▸ Task directions
Pick out each line with the word "CHEST" from the material that follows.

▸ Items listed in a dataset
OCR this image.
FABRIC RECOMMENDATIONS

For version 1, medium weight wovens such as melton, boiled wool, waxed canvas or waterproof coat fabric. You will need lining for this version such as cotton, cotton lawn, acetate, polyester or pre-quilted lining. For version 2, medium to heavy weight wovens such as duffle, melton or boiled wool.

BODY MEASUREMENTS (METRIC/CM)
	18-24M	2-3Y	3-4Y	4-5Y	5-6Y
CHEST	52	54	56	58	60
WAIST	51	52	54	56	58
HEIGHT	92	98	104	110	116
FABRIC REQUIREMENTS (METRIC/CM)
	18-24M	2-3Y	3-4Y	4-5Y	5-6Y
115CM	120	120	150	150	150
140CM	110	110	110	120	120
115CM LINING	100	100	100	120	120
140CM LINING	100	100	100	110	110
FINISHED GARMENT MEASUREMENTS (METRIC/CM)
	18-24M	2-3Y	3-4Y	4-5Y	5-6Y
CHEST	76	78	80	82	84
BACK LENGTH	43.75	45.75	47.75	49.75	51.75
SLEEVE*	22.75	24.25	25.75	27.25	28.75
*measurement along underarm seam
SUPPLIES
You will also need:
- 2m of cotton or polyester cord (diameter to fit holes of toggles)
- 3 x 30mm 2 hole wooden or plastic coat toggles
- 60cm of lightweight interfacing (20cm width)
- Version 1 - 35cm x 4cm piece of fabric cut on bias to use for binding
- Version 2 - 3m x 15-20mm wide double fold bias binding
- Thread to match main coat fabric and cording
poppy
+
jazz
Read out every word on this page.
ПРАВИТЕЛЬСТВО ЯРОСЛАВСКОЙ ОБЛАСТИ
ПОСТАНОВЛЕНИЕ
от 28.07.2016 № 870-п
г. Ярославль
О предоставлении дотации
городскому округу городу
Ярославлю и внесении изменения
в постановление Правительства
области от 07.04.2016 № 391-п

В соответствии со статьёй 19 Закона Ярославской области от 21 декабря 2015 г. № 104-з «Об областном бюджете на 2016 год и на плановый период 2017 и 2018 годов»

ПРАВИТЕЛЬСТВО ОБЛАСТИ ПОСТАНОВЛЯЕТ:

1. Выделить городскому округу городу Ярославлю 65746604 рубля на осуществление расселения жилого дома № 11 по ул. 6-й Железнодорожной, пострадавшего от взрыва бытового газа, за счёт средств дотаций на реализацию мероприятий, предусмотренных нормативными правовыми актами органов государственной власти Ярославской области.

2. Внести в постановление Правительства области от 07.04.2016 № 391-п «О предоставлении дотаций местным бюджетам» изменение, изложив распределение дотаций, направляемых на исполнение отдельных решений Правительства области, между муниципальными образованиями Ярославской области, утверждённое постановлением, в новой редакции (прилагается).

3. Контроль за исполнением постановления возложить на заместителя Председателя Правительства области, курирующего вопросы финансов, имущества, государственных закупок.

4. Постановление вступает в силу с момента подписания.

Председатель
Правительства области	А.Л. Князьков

▸ Solution for this problem
CHEST	52	54	56	58	60
CHEST	76	78	80	82	84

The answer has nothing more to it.